Exercise inputs →
------------------------------------------------
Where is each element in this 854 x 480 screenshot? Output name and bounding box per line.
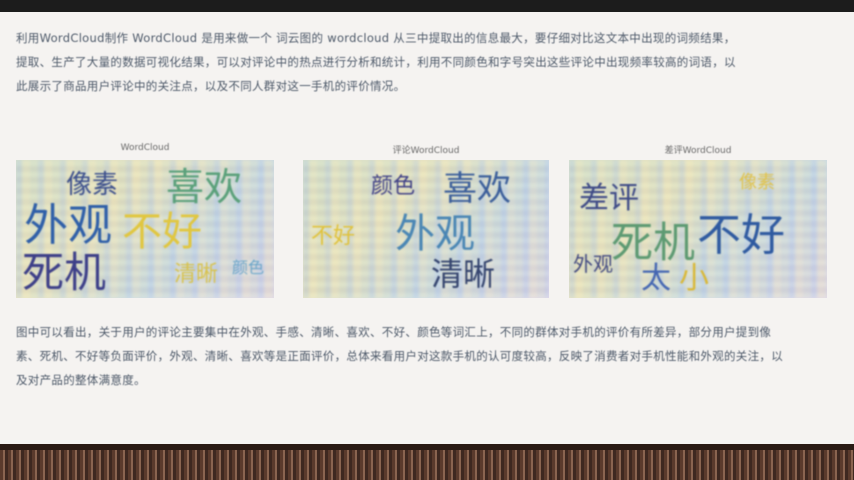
cloud-word: 外观 — [395, 211, 475, 257]
wordcloud-1: 像素 喜欢 外观 不好 死机 清晰 颜色 — [16, 160, 274, 298]
cloud-word: 不好 — [697, 210, 785, 261]
intro-paragraph: 利用WordCloud制作 WordCloud 是用来做一个 词云图的 word… — [16, 31, 736, 93]
cloud-word: 像素 — [739, 172, 775, 193]
analysis-paragraph: 图中可以看出，关于用户的评论主要集中在外观、手感、清晰、喜欢、不好、颜色等词汇上… — [16, 325, 783, 387]
cloud-word: 小 — [679, 261, 709, 296]
cloud-word: 太 — [641, 261, 671, 296]
bottom-wood-strip — [0, 444, 854, 480]
wordcloud-1-title: WordCloud — [120, 143, 170, 153]
cloud-word: 不好 — [311, 224, 356, 249]
cloud-word: 外观 — [24, 200, 112, 251]
cloud-word: 喜欢 — [443, 169, 511, 209]
cloud-word: 死机 — [22, 248, 107, 297]
cloud-word: 清晰 — [174, 262, 219, 287]
wordcloud-2: 颜色 喜欢 外观 清晰 不好 — [303, 160, 549, 298]
wordcloud-3: 差评 死机 不好 太 小 像素 外观 — [569, 160, 827, 298]
cloud-word: 死机 — [611, 218, 696, 267]
wordcloud-3-title: 差评WordCloud — [664, 146, 732, 156]
top-window-bar — [0, 0, 854, 12]
cloud-word: 颜色 — [371, 174, 416, 199]
wordcloud-2-title: 评论WordCloud — [392, 146, 460, 156]
slide-content: 利用WordCloud制作 WordCloud 是用来做一个 词云图的 word… — [0, 12, 854, 444]
cloud-word: 差评 — [579, 181, 639, 216]
cloud-word: 外观 — [573, 252, 613, 276]
cloud-word: 清晰 — [431, 255, 496, 293]
cloud-word: 颜色 — [232, 258, 265, 277]
cloud-word: 像素 — [66, 170, 119, 200]
cloud-word: 喜欢 — [166, 165, 243, 209]
cloud-word: 不好 — [122, 209, 202, 255]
------------------------------------------------
Aim → Copy the lines of the items above verbatim, starting with the line containing "cloud-word: 外观 — [395, 211, 475, 257]" and ending with the line containing "cloud-word: 外观 — [573, 252, 613, 276]", with both of those lines included.

Result of this exercise →
cloud-word: 外观 — [395, 211, 475, 257]
wordcloud-1: 像素 喜欢 外观 不好 死机 清晰 颜色 — [16, 160, 274, 298]
cloud-word: 不好 — [697, 210, 785, 261]
intro-paragraph: 利用WordCloud制作 WordCloud 是用来做一个 词云图的 word… — [16, 31, 736, 93]
cloud-word: 像素 — [739, 172, 775, 193]
analysis-paragraph: 图中可以看出，关于用户的评论主要集中在外观、手感、清晰、喜欢、不好、颜色等词汇上… — [16, 325, 783, 387]
cloud-word: 小 — [679, 261, 709, 296]
cloud-word: 太 — [641, 261, 671, 296]
bottom-wood-strip — [0, 444, 854, 480]
wordcloud-1-title: WordCloud — [120, 143, 170, 153]
cloud-word: 不好 — [311, 224, 356, 249]
cloud-word: 外观 — [24, 200, 112, 251]
cloud-word: 喜欢 — [443, 169, 511, 209]
cloud-word: 死机 — [22, 248, 107, 297]
cloud-word: 清晰 — [174, 262, 219, 287]
wordcloud-2: 颜色 喜欢 外观 清晰 不好 — [303, 160, 549, 298]
wordcloud-3: 差评 死机 不好 太 小 像素 外观 — [569, 160, 827, 298]
cloud-word: 死机 — [611, 218, 696, 267]
wordcloud-3-title: 差评WordCloud — [664, 146, 732, 156]
top-window-bar — [0, 0, 854, 12]
cloud-word: 颜色 — [371, 174, 416, 199]
wordcloud-2-title: 评论WordCloud — [392, 146, 460, 156]
slide-content: 利用WordCloud制作 WordCloud 是用来做一个 词云图的 word… — [0, 12, 854, 444]
cloud-word: 差评 — [579, 181, 639, 216]
cloud-word: 外观 — [573, 252, 613, 276]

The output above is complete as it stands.